*WHAT THE TASK ASKS*
Count how many lines in the material below hold the word "green"; the reply is that number alone.

*DATASET ROWS*
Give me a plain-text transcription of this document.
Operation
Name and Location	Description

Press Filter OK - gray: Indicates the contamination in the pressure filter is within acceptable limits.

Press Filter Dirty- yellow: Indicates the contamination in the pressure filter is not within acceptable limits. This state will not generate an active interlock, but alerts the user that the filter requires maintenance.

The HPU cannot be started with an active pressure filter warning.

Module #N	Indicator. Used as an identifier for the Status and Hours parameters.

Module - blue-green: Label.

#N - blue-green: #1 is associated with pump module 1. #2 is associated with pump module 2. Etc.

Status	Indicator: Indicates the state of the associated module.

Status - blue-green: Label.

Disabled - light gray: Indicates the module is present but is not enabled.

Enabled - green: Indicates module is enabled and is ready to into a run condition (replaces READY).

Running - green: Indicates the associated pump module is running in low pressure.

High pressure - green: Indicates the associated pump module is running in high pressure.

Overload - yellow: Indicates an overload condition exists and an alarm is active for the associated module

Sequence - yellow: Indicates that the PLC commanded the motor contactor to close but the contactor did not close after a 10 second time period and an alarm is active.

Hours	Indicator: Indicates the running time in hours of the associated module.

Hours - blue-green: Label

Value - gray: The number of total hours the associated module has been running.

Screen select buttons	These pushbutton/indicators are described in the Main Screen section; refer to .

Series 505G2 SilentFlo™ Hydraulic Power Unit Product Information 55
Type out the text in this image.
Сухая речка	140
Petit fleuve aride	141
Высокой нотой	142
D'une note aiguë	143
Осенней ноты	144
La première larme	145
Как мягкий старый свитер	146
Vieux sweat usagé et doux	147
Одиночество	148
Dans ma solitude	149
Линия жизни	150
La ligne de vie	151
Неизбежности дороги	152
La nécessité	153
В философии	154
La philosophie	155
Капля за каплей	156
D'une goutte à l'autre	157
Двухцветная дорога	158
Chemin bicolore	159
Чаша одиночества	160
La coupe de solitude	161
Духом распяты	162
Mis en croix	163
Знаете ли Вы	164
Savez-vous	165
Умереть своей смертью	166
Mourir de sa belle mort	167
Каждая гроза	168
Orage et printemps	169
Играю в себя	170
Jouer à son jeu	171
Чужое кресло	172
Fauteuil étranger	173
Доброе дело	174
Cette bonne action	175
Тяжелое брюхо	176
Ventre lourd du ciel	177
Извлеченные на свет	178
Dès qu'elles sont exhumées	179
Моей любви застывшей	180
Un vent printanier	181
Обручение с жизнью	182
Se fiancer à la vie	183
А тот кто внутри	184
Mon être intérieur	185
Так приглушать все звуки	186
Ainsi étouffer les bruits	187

*SOLUTION TO THIS EXERCISE*
7